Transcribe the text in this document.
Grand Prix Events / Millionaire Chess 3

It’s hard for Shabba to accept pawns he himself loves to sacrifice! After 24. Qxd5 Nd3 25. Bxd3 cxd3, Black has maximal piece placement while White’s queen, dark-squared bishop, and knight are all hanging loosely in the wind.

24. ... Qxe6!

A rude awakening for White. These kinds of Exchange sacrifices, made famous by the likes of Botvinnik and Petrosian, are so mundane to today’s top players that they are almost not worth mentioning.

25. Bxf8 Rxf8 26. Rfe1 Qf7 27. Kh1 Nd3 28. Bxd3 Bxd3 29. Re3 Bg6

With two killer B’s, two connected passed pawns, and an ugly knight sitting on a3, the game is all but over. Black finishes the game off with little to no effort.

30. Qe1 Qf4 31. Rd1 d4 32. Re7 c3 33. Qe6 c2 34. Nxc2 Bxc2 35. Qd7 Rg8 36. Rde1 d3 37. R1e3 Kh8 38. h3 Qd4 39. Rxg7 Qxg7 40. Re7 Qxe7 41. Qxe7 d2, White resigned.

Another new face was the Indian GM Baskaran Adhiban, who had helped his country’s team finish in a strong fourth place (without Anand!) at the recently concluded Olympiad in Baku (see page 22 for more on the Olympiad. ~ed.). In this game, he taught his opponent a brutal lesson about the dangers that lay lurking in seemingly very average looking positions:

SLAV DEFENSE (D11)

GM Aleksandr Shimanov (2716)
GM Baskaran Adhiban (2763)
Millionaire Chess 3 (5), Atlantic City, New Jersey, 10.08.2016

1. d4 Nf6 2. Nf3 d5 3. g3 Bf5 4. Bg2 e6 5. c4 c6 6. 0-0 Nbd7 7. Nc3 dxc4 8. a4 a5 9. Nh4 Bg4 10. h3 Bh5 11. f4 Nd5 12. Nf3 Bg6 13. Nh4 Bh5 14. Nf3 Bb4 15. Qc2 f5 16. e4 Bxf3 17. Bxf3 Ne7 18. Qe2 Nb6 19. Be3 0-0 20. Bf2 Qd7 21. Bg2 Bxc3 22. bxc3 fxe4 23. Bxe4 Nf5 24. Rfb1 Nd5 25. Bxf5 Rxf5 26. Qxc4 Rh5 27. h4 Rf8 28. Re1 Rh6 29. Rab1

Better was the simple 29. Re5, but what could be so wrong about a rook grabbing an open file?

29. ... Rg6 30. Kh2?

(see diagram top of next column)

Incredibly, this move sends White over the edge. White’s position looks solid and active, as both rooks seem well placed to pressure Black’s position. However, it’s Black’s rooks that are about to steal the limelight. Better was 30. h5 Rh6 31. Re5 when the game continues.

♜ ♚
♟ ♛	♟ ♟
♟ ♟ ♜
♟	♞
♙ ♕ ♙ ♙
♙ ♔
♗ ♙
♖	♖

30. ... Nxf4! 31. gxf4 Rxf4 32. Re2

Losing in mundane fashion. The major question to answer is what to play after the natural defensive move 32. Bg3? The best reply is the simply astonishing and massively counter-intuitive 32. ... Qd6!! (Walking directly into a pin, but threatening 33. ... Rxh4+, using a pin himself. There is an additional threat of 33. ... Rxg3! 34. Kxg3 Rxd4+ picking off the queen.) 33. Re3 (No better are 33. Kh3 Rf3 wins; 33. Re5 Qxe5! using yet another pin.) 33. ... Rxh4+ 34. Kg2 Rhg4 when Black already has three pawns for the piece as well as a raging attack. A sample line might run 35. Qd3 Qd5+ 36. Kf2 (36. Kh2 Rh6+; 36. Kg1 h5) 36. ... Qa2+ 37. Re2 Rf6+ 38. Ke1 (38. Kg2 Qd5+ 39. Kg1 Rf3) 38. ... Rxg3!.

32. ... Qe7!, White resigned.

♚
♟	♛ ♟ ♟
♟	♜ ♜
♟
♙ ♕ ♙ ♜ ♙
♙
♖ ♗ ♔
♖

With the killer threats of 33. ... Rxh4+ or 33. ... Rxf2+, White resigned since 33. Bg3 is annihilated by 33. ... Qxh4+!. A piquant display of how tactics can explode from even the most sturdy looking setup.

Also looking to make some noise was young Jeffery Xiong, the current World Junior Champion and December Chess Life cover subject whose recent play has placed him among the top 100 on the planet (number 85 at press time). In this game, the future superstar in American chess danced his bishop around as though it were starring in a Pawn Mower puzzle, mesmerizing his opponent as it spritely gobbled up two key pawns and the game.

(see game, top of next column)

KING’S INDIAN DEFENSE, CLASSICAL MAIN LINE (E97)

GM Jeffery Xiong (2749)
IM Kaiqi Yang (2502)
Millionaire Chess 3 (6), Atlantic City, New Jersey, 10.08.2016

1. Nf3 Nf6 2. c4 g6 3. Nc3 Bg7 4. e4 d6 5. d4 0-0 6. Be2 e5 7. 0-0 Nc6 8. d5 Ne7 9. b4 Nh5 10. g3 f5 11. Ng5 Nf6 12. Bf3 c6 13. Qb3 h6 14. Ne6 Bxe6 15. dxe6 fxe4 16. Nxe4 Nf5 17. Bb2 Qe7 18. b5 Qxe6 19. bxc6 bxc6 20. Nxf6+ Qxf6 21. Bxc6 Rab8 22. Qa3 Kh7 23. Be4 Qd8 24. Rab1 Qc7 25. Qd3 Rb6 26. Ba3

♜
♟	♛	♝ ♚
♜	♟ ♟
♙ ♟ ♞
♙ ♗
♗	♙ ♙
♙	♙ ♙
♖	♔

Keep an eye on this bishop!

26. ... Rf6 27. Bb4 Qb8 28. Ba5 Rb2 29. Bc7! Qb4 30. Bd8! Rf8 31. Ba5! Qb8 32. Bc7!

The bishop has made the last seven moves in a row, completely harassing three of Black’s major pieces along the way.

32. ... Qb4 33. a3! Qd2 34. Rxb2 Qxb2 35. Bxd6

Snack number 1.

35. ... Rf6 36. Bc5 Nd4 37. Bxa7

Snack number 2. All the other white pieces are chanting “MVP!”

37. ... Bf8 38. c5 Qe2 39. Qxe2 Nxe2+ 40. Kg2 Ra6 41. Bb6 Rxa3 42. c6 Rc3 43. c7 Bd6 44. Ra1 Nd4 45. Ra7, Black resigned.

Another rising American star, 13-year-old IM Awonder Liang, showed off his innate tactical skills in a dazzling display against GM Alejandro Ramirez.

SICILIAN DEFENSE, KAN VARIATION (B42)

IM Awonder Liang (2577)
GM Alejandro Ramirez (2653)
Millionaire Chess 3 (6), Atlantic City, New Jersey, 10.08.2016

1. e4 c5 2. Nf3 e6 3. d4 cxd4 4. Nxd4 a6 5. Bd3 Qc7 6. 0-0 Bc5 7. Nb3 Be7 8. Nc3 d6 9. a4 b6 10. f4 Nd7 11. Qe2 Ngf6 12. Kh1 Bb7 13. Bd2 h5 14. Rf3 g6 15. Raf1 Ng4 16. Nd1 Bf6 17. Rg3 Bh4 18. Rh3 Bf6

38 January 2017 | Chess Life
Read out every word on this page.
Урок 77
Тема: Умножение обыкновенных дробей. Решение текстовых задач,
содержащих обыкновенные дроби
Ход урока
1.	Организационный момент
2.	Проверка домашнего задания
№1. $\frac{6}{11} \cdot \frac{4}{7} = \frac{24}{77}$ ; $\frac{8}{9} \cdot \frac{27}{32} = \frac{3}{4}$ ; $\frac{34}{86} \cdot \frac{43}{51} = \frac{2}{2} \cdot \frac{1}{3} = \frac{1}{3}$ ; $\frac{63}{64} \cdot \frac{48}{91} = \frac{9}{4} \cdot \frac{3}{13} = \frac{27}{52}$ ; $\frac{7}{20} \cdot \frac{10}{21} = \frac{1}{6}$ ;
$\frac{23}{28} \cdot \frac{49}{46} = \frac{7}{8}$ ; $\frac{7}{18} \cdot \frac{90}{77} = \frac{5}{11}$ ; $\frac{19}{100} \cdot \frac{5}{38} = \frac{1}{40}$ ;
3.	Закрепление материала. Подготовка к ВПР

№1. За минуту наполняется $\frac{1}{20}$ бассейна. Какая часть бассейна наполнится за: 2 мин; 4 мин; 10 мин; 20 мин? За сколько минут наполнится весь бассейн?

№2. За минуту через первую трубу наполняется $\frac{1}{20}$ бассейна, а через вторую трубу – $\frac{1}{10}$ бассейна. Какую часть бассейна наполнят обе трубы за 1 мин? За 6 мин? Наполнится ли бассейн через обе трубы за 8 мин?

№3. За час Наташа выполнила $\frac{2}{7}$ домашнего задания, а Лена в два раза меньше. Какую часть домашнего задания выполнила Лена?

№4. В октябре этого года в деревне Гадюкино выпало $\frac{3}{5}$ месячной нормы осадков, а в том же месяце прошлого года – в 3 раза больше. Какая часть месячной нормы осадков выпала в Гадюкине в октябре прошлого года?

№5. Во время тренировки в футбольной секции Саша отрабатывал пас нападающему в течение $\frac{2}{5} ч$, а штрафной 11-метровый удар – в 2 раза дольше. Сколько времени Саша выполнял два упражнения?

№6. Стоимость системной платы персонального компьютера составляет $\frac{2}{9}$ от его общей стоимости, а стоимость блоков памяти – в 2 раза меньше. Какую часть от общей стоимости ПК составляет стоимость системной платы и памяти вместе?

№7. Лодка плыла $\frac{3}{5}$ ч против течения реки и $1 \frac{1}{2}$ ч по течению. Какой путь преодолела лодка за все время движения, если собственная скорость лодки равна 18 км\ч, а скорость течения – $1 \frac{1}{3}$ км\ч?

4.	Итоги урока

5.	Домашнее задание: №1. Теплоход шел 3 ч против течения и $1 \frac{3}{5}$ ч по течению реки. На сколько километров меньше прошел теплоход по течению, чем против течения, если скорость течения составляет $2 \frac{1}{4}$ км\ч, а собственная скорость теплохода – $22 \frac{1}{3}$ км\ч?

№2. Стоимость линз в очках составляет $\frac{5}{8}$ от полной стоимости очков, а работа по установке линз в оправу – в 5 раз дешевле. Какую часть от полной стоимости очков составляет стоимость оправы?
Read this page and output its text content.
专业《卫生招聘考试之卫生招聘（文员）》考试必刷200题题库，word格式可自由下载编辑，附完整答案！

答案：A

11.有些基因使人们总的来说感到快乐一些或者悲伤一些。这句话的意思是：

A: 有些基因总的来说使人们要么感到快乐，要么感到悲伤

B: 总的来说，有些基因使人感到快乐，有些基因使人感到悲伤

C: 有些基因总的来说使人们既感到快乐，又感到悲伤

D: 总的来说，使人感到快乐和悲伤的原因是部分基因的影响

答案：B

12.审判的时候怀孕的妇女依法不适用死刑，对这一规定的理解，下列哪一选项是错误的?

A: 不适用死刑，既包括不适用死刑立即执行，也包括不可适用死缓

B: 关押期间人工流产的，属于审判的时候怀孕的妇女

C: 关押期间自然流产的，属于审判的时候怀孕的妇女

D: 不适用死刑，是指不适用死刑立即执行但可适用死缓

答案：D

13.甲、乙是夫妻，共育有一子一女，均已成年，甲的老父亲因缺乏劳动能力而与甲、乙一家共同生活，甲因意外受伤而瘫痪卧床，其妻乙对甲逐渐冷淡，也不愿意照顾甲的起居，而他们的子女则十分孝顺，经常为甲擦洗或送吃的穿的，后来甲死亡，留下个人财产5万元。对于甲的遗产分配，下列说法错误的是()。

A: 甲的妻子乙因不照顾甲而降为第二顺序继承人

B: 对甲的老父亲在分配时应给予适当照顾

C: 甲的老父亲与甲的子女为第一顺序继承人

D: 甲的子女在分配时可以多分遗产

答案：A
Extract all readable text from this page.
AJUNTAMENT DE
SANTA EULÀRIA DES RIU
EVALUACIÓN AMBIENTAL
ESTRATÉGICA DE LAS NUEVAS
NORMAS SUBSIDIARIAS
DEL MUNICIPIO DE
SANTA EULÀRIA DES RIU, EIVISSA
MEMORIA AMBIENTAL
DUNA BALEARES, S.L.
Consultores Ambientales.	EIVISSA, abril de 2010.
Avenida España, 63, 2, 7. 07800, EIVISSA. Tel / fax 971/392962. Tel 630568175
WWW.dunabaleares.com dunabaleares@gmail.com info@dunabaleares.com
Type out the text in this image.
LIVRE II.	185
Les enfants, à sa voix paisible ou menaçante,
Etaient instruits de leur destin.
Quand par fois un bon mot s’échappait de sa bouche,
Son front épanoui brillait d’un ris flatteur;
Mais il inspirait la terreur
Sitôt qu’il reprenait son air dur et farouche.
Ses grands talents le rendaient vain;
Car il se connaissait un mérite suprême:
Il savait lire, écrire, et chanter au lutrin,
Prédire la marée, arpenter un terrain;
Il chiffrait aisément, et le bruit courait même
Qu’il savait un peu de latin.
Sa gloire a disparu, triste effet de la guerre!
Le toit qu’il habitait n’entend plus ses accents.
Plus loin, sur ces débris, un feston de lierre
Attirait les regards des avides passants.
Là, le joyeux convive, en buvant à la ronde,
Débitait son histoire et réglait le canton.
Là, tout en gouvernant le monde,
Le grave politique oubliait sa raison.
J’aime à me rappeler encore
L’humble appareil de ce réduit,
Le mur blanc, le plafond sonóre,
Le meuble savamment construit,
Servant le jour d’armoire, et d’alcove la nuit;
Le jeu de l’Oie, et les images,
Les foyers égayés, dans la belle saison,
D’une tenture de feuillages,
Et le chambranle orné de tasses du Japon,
+ + + + +
TASK OBJECTIVE: Within the material above, find the lines that contain the word "savait"; copy them.

TASK RESULT:
Il savait lire, écrire, et chanter au lutrin,
Qu’il savait un peu de latin.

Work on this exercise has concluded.